Reproduce the records below in full and exactly, without their images.

- RAW RECORDS:
__________________________________________________
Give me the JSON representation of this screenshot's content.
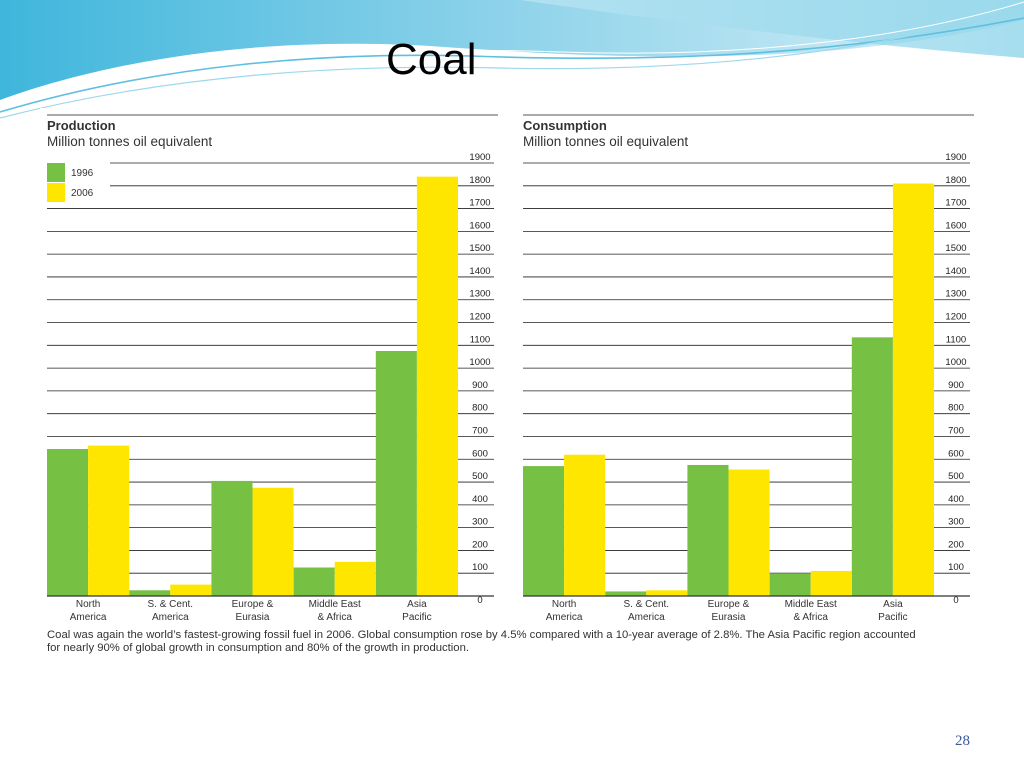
{
  "slide": {
    "title": "Coal",
    "page_number": "28",
    "caption_line1": "Coal was again the world’s fastest-growing fossil fuel in 2006. Global consumption rose by 4.5% compared with a 10-year average of 2.8%. The Asia Pacific region accounted",
    "caption_line2": "for nearly 90% of global growth in consumption and 80% of the growth in production."
  },
  "colors": {
    "series_1996": "#76c043",
    "series_2006": "#ffe600",
    "axis": "#333333",
    "grid": "#222222"
  },
  "chart_data": [
    {
      "type": "bar",
      "title": "Production",
      "subtitle": "Million tonnes oil equivalent",
      "categories": [
        [
          "North",
          "America"
        ],
        [
          "S. & Cent.",
          "America"
        ],
        [
          "Europe &",
          "Eurasia"
        ],
        [
          "Middle East",
          "& Africa"
        ],
        [
          "Asia",
          "Pacific"
        ]
      ],
      "series": [
        {
          "name": "1996",
          "values": [
            645,
            25,
            505,
            125,
            1075
          ]
        },
        {
          "name": "2006",
          "values": [
            660,
            50,
            475,
            150,
            1840
          ]
        }
      ],
      "ylim": [
        0,
        1900
      ],
      "yticks": [
        0,
        100,
        200,
        300,
        400,
        500,
        600,
        700,
        800,
        900,
        1000,
        1100,
        1200,
        1300,
        1400,
        1500,
        1600,
        1700,
        1800,
        1900
      ],
      "legend": "top-left",
      "grid": true
    },
    {
      "type": "bar",
      "title": "Consumption",
      "subtitle": "Million tonnes oil equivalent",
      "categories": [
        [
          "North",
          "America"
        ],
        [
          "S. & Cent.",
          "America"
        ],
        [
          "Europe &",
          "Eurasia"
        ],
        [
          "Middle East",
          "& Africa"
        ],
        [
          "Asia",
          "Pacific"
        ]
      ],
      "series": [
        {
          "name": "1996",
          "values": [
            570,
            20,
            575,
            100,
            1135
          ]
        },
        {
          "name": "2006",
          "values": [
            620,
            25,
            555,
            110,
            1810
          ]
        }
      ],
      "ylim": [
        0,
        1900
      ],
      "yticks": [
        0,
        100,
        200,
        300,
        400,
        500,
        600,
        700,
        800,
        900,
        1000,
        1100,
        1200,
        1300,
        1400,
        1500,
        1600,
        1700,
        1800,
        1900
      ],
      "grid": true
    }
  ]
}
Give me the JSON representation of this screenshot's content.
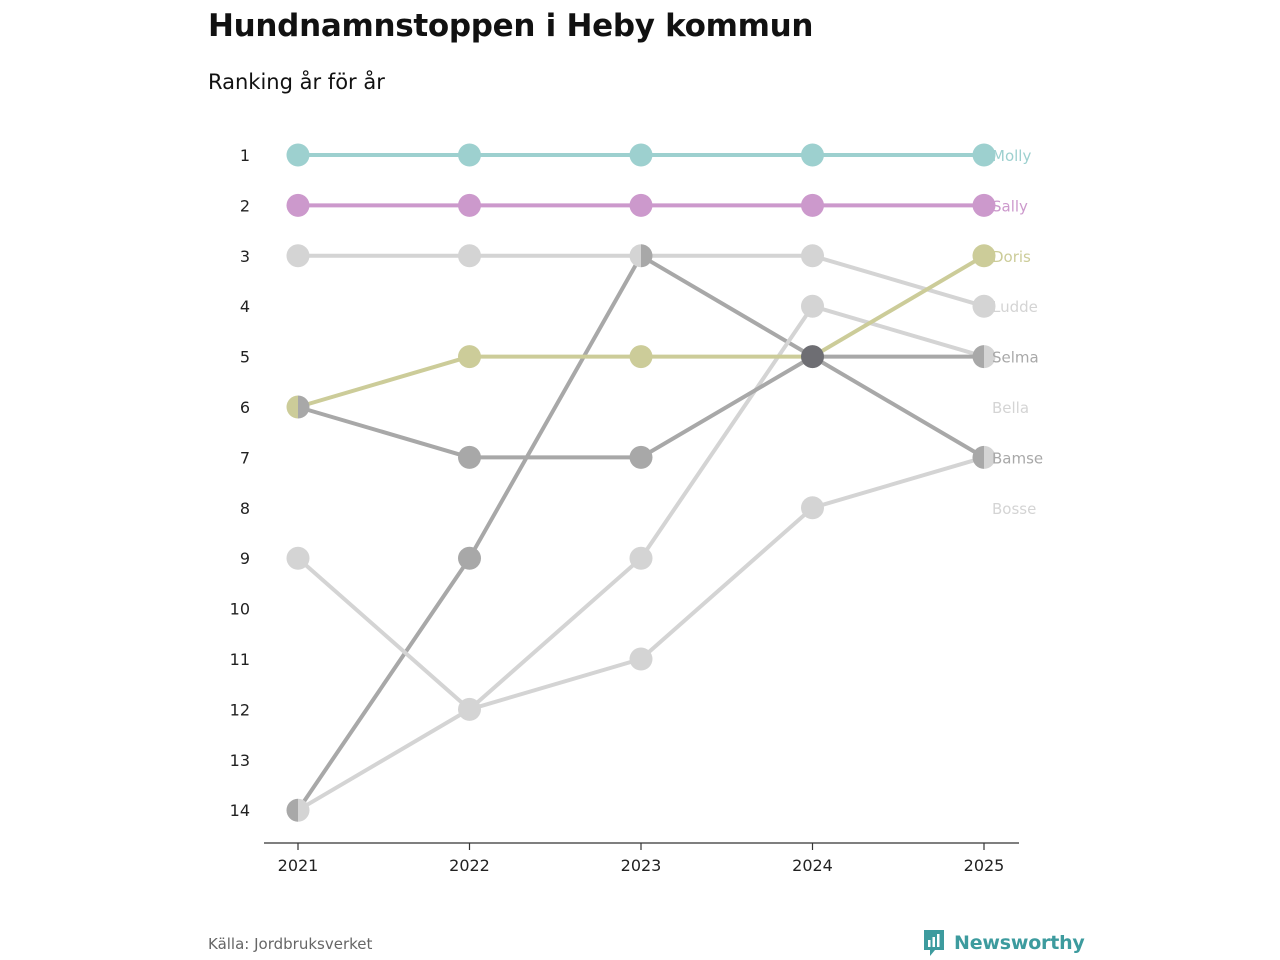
__________________________________________________
- EXPECTED ANSWER:
Give me the JSON representation of this screenshot's content.
{
  "slide": {
    "title": "Coal",
    "page_number": "28",
    "caption_line1": "Coal was again the world’s fastest-growing fossil fuel in 2006. Global consumption rose by 4.5% compared with a 10-year average of 2.8%. The Asia Pacific region accounted",
    "caption_line2": "for nearly 90% of global growth in consumption and 80% of the growth in production."
  },
  "colors": {
    "series_1996": "#76c043",
    "series_2006": "#ffe600",
    "axis": "#333333",
    "grid": "#222222"
  },
  "chart_data": [
    {
      "type": "bar",
      "title": "Production",
      "subtitle": "Million tonnes oil equivalent",
      "categories": [
        [
          "North",
          "America"
        ],
        [
          "S. & Cent.",
          "America"
        ],
        [
          "Europe &",
          "Eurasia"
        ],
        [
          "Middle East",
          "& Africa"
        ],
        [
          "Asia",
          "Pacific"
        ]
      ],
      "series": [
        {
          "name": "1996",
          "values": [
            645,
            25,
            505,
            125,
            1075
          ]
        },
        {
          "name": "2006",
          "values": [
            660,
            50,
            475,
            150,
            1840
          ]
        }
      ],
      "ylim": [
        0,
        1900
      ],
      "yticks": [
        0,
        100,
        200,
        300,
        400,
        500,
        600,
        700,
        800,
        900,
        1000,
        1100,
        1200,
        1300,
        1400,
        1500,
        1600,
        1700,
        1800,
        1900
      ],
      "legend": "top-left",
      "grid": true
    },
    {
      "type": "bar",
      "title": "Consumption",
      "subtitle": "Million tonnes oil equivalent",
      "categories": [
        [
          "North",
          "America"
        ],
        [
          "S. & Cent.",
          "America"
        ],
        [
          "Europe &",
          "Eurasia"
        ],
        [
          "Middle East",
          "& Africa"
        ],
        [
          "Asia",
          "Pacific"
        ]
      ],
      "series": [
        {
          "name": "1996",
          "values": [
            570,
            20,
            575,
            100,
            1135
          ]
        },
        {
          "name": "2006",
          "values": [
            620,
            25,
            555,
            110,
            1810
          ]
        }
      ],
      "ylim": [
        0,
        1900
      ],
      "yticks": [
        0,
        100,
        200,
        300,
        400,
        500,
        600,
        700,
        800,
        900,
        1000,
        1100,
        1200,
        1300,
        1400,
        1500,
        1600,
        1700,
        1800,
        1900
      ],
      "grid": true
    }
  ]
}
Give me the JSON representation of this screenshot's content.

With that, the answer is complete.